» Entries from a dataset
┌──

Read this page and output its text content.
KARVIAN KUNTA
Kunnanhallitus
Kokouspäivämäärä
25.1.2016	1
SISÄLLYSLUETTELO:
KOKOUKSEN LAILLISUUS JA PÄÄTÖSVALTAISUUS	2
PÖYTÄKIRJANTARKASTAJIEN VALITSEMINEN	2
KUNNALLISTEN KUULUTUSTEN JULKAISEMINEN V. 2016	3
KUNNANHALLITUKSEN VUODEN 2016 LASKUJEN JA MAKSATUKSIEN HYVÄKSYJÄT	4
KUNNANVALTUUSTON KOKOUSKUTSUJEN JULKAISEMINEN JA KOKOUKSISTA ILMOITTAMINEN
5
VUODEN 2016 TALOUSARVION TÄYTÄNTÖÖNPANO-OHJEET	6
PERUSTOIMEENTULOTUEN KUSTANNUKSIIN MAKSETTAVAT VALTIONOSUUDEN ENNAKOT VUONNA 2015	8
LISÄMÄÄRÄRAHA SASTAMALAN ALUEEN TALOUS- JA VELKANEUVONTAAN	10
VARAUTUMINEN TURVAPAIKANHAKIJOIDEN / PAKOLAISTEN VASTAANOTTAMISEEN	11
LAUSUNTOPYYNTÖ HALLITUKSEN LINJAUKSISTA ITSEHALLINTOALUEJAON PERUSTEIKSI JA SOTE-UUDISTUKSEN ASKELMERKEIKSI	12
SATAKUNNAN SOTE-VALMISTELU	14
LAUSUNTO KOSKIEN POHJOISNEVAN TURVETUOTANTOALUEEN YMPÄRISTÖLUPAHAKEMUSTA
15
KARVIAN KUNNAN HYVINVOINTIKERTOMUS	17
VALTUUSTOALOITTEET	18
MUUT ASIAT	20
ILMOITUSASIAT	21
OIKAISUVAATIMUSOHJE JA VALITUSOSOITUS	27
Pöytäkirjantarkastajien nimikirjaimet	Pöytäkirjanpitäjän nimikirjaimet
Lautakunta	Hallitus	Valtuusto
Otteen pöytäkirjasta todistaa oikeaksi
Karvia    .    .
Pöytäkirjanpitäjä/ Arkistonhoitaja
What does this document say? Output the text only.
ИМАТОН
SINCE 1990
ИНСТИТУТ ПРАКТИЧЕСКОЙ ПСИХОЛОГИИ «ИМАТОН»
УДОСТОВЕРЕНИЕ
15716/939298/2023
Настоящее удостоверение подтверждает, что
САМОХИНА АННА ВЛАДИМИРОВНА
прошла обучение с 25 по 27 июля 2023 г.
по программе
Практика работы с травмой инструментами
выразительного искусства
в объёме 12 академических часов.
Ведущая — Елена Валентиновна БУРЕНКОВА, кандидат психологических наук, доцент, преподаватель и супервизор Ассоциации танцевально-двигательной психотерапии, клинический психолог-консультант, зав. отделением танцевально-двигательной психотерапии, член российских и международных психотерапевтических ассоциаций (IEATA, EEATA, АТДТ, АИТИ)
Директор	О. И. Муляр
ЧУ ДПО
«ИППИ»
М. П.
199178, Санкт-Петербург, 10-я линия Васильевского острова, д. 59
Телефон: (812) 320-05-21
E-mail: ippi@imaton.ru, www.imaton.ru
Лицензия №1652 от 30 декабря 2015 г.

└──

» EXERCISE OBJECTIVE
Find the lines holding "JULKAISEMINEN" and list every one.

» TASK RESPONSE
KUNNALLISTEN KUULUTUSTEN JULKAISEMINEN V. 2016	3
KUNNANVALTUUSTON KOKOUSKUTSUJEN JULKAISEMINEN JA KOKOUKSISTA ILMOITTAMINEN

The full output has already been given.